------ Entries ------

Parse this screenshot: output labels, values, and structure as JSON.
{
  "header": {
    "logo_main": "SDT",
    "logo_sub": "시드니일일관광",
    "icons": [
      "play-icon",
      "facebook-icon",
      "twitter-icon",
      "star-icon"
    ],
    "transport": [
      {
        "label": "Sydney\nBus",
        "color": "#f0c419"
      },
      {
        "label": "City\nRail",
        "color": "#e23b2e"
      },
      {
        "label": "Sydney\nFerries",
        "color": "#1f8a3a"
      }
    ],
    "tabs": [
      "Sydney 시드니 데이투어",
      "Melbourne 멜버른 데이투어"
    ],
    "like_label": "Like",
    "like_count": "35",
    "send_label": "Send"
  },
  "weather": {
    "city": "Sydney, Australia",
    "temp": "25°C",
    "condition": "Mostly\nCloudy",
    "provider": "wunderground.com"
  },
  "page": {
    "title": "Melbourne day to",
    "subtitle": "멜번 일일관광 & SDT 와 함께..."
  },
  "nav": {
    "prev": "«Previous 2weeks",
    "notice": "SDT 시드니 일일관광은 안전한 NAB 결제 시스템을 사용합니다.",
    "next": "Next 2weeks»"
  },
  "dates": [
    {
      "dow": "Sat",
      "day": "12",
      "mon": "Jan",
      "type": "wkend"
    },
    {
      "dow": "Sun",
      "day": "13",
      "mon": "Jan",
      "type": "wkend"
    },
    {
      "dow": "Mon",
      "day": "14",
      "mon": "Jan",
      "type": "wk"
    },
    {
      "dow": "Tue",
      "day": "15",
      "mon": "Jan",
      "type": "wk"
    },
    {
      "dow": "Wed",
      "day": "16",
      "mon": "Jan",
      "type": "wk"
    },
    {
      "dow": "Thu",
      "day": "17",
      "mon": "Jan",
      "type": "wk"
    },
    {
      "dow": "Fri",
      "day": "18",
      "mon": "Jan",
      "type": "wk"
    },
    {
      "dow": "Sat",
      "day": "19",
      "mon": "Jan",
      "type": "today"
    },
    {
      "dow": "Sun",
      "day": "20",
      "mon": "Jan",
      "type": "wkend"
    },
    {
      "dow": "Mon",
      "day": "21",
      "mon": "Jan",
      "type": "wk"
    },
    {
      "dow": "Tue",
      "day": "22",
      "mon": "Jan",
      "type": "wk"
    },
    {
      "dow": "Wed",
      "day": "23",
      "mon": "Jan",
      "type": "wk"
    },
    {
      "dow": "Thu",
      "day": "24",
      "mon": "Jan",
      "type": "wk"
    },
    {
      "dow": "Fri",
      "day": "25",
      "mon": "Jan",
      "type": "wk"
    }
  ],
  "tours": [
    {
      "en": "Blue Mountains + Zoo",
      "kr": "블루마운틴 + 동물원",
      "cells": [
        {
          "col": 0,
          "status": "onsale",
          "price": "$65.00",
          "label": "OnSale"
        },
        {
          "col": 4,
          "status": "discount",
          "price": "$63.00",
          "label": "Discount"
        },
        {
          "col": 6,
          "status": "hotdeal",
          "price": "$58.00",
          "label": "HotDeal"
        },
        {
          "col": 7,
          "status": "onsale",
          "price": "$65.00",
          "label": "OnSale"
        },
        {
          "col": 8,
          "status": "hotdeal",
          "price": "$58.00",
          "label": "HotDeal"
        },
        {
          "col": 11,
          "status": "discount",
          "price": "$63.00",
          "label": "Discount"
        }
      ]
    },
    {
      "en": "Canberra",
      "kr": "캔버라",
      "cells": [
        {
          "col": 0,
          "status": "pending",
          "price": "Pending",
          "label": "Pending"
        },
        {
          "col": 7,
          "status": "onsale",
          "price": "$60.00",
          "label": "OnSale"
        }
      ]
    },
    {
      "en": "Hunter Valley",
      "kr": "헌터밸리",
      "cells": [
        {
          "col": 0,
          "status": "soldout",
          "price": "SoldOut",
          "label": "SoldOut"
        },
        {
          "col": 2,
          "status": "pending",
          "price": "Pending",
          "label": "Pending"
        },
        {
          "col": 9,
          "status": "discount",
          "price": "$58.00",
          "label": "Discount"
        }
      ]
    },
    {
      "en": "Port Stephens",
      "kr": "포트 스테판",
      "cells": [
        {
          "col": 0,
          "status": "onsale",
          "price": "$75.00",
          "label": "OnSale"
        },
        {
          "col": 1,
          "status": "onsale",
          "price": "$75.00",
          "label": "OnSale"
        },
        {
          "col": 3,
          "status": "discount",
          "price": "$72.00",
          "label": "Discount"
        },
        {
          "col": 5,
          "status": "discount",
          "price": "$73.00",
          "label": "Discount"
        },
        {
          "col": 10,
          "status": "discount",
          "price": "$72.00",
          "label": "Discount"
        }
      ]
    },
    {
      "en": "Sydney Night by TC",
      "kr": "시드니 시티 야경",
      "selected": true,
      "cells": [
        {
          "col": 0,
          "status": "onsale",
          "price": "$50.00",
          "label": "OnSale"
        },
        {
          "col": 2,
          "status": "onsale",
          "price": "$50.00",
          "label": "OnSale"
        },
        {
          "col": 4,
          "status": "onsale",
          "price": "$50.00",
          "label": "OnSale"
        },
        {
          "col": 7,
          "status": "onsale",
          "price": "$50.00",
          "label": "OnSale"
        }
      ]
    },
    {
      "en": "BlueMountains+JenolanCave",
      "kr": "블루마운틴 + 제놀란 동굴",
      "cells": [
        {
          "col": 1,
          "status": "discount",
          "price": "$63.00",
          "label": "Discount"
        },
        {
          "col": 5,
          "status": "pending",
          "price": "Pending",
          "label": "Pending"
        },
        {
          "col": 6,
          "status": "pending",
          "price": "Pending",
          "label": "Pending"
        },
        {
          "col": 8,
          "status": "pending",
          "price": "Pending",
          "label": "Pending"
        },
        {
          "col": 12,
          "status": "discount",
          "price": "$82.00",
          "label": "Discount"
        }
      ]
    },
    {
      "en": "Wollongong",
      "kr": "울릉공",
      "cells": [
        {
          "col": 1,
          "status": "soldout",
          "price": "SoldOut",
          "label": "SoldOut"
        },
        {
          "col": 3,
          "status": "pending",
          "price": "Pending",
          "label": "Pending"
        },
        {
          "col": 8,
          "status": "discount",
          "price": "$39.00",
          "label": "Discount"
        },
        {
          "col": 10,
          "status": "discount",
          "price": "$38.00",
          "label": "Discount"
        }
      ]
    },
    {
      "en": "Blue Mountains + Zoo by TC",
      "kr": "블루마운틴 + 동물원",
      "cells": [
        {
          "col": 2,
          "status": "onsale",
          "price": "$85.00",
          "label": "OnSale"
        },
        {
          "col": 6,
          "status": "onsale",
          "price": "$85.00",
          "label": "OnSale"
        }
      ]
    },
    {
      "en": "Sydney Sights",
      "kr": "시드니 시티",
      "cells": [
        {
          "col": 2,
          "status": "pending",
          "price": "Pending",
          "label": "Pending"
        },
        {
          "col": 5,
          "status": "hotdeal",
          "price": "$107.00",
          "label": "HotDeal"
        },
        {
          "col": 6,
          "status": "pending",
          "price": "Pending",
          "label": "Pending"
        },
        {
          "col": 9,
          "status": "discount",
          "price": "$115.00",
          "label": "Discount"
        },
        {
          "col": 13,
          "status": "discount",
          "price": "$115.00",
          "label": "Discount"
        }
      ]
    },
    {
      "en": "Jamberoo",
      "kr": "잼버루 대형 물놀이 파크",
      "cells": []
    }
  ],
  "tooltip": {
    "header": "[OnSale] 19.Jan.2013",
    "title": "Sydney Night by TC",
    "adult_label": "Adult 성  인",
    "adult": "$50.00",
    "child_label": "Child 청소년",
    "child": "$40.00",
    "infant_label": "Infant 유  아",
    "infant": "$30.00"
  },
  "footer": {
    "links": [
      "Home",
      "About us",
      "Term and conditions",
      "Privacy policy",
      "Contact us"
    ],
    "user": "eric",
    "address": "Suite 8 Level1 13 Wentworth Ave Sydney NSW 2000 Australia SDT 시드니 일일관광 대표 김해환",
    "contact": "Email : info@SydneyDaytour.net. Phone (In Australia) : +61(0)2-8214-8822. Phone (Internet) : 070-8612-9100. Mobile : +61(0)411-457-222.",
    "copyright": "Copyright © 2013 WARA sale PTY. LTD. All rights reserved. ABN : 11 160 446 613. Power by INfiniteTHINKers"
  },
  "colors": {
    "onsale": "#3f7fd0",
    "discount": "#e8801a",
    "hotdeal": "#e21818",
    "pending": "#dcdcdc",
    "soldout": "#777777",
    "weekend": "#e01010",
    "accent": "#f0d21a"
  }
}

------

What you will do —
Reproduce every line of the listing above in which the string "Night" appears.

Solved problem —
      "en": "Sydney Night by TC",
    "title": "Sydney Night by TC",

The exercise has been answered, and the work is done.